[WORK TO BE COMPLETED] Repeat the entries below exactly as they appear, with no pictures.

[LISTED ENTRIES]
%%

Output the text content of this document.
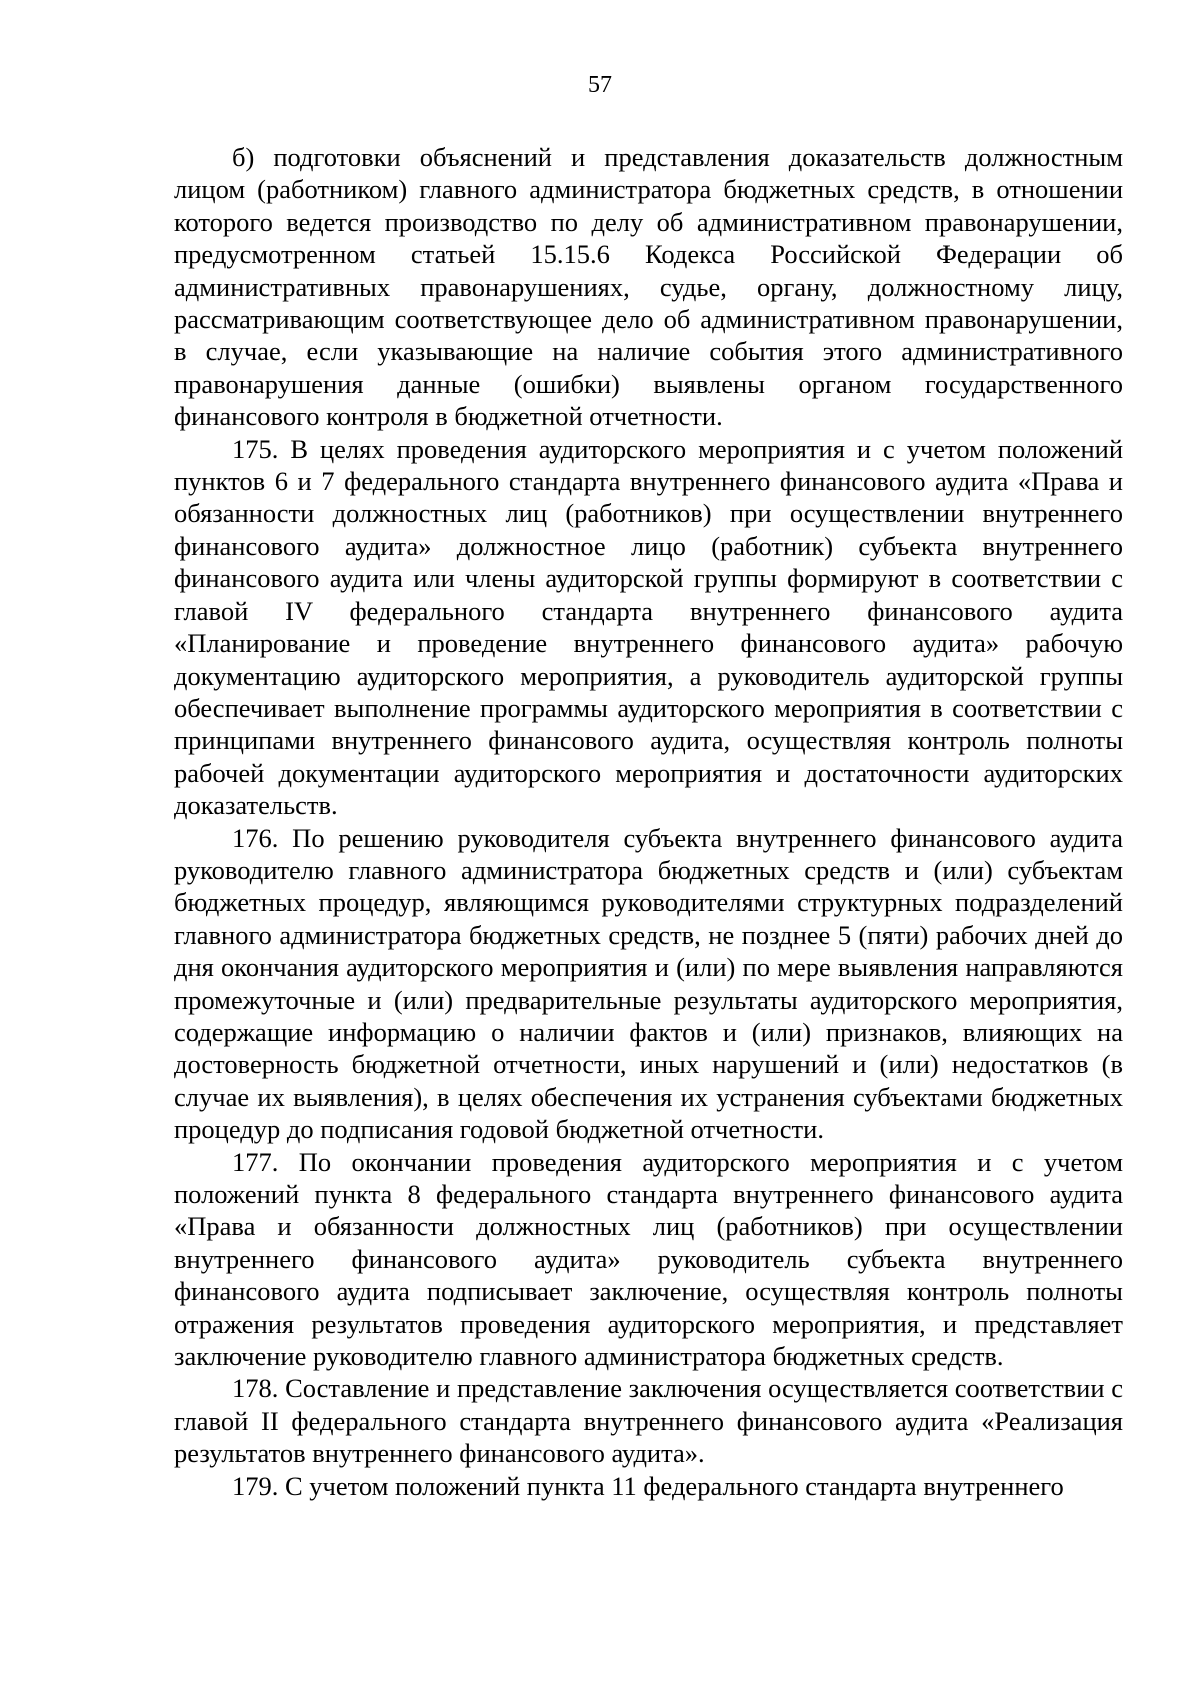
57

б) подготовки объяснений и представления доказательств должностным лицом (работником) главного администратора бюджетных средств, в отношении которого ведется производство по делу об административном правонарушении, предусмотренном статьей 15.15.6 Кодекса Российской Федерации об административных правонарушениях, судье, органу, должностному лицу, рассматривающим соответствующее дело об административном правонарушении, в случае, если указывающие на наличие события этого административного правонарушения данные (ошибки) выявлены органом государственного финансового контроля в бюджетной отчетности.

175. В целях проведения аудиторского мероприятия и с учетом положений пунктов 6 и 7 федерального стандарта внутреннего финансового аудита «Права и обязанности должностных лиц (работников) при осуществлении внутреннего финансового аудита» должностное лицо (работник) субъекта внутреннего финансового аудита или члены аудиторской группы формируют в соответствии с главой IV федерального стандарта внутреннего финансового аудита «Планирование и проведение внутреннего финансового аудита» рабочую документацию аудиторского мероприятия, а руководитель аудиторской группы обеспечивает выполнение программы аудиторского мероприятия в соответствии с принципами внутреннего финансового аудита, осуществляя контроль полноты рабочей документации аудиторского мероприятия и достаточности аудиторских доказательств.

176. По решению руководителя субъекта внутреннего финансового аудита руководителю главного администратора бюджетных средств и (или) субъектам бюджетных процедур, являющимся руководителями структурных подразделений главного администратора бюджетных средств, не позднее 5 (пяти) рабочих дней до дня окончания аудиторского мероприятия и (или) по мере выявления направляются промежуточные и (или) предварительные результаты аудиторского мероприятия, содержащие информацию о наличии фактов и (или) признаков, влияющих на достоверность бюджетной отчетности, иных нарушений и (или) недостатков (в случае их выявления), в целях обеспечения их устранения субъектами бюджетных процедур до подписания годовой бюджетной отчетности.

177. По окончании проведения аудиторского мероприятия и с учетом положений пункта 8 федерального стандарта внутреннего финансового аудита «Права и обязанности должностных лиц (работников) при осуществлении внутреннего финансового аудита» руководитель субъекта внутреннего финансового аудита подписывает заключение, осуществляя контроль полноты отражения результатов проведения аудиторского мероприятия, и представляет заключение руководителю главного администратора бюджетных средств.

178. Составление и представление заключения осуществляется соответствии с главой II федерального стандарта внутреннего финансового аудита «Реализация результатов внутреннего финансового аудита».

179. С учетом положений пункта 11 федерального стандарта внутреннего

%%

[TASK ANSWER]
Output the text content of this document.
57

б) подготовки объяснений и представления доказательств должностным лицом (работником) главного администратора бюджетных средств, в отношении которого ведется производство по делу об административном правонарушении, предусмотренном статьей 15.15.6 Кодекса Российской Федерации об административных правонарушениях, судье, органу, должностному лицу, рассматривающим соответствующее дело об административном правонарушении, в случае, если указывающие на наличие события этого административного правонарушения данные (ошибки) выявлены органом государственного финансового контроля в бюджетной отчетности.

175. В целях проведения аудиторского мероприятия и с учетом положений пунктов 6 и 7 федерального стандарта внутреннего финансового аудита «Права и обязанности должностных лиц (работников) при осуществлении внутреннего финансового аудита» должностное лицо (работник) субъекта внутреннего финансового аудита или члены аудиторской группы формируют в соответствии с главой IV федерального стандарта внутреннего финансового аудита «Планирование и проведение внутреннего финансового аудита» рабочую документацию аудиторского мероприятия, а руководитель аудиторской группы обеспечивает выполнение программы аудиторского мероприятия в соответствии с принципами внутреннего финансового аудита, осуществляя контроль полноты рабочей документации аудиторского мероприятия и достаточности аудиторских доказательств.

176. По решению руководителя субъекта внутреннего финансового аудита руководителю главного администратора бюджетных средств и (или) субъектам бюджетных процедур, являющимся руководителями структурных подразделений главного администратора бюджетных средств, не позднее 5 (пяти) рабочих дней до дня окончания аудиторского мероприятия и (или) по мере выявления направляются промежуточные и (или) предварительные результаты аудиторского мероприятия, содержащие информацию о наличии фактов и (или) признаков, влияющих на достоверность бюджетной отчетности, иных нарушений и (или) недостатков (в случае их выявления), в целях обеспечения их устранения субъектами бюджетных процедур до подписания годовой бюджетной отчетности.

177. По окончании проведения аудиторского мероприятия и с учетом положений пункта 8 федерального стандарта внутреннего финансового аудита «Права и обязанности должностных лиц (работников) при осуществлении внутреннего финансового аудита» руководитель субъекта внутреннего финансового аудита подписывает заключение, осуществляя контроль полноты отражения результатов проведения аудиторского мероприятия, и представляет заключение руководителю главного администратора бюджетных средств.

178. Составление и представление заключения осуществляется соответствии с главой II федерального стандарта внутреннего финансового аудита «Реализация результатов внутреннего финансового аудита».

179. С учетом положений пункта 11 федерального стандарта внутреннего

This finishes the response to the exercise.